Could you give the data below again, exactly and completely?

[Dataset entries]
##############################

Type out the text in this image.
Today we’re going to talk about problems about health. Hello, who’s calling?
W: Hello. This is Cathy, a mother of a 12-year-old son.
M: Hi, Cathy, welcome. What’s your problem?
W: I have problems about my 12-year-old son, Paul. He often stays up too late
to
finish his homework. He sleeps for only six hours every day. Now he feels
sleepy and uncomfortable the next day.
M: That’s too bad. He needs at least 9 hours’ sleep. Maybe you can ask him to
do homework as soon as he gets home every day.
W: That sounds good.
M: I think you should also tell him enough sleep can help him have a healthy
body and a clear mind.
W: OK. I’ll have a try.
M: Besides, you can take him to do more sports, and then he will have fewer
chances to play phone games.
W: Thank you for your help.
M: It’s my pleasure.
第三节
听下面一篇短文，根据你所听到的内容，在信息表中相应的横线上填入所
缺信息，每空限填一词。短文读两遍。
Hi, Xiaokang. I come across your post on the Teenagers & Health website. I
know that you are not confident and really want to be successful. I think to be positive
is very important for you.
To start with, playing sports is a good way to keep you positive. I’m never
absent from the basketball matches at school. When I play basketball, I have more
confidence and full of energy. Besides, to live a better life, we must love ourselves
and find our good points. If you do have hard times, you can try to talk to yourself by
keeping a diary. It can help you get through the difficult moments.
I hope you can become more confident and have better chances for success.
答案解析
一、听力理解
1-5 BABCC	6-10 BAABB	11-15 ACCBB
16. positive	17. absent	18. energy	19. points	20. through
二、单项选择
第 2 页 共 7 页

##############################

_THE COMPLETED TASK_
Type out the text in this image.
Today we’re going to talk about problems about health. Hello, who’s calling?
W: Hello. This is Cathy, a mother of a 12-year-old son.
M: Hi, Cathy, welcome. What’s your problem?
W: I have problems about my 12-year-old son, Paul. He often stays up too late
to
finish his homework. He sleeps for only six hours every day. Now he feels
sleepy and uncomfortable the next day.
M: That’s too bad. He needs at least 9 hours’ sleep. Maybe you can ask him to
do homework as soon as he gets home every day.
W: That sounds good.
M: I think you should also tell him enough sleep can help him have a healthy
body and a clear mind.
W: OK. I’ll have a try.
M: Besides, you can take him to do more sports, and then he will have fewer
chances to play phone games.
W: Thank you for your help.
M: It’s my pleasure.
第三节
听下面一篇短文，根据你所听到的内容，在信息表中相应的横线上填入所
缺信息，每空限填一词。短文读两遍。
Hi, Xiaokang. I come across your post on the Teenagers & Health website. I
know that you are not confident and really want to be successful. I think to be positive
is very important for you.
To start with, playing sports is a good way to keep you positive. I’m never
absent from the basketball matches at school. When I play basketball, I have more
confidence and full of energy. Besides, to live a better life, we must love ourselves
and find our good points. If you do have hard times, you can try to talk to yourself by
keeping a diary. It can help you get through the difficult moments.
I hope you can become more confident and have better chances for success.
答案解析
一、听力理解
1-5 BABCC	6-10 BAABB	11-15 ACCBB
16. positive	17. absent	18. energy	19. points	20. through
二、单项选择
第 2 页 共 7 页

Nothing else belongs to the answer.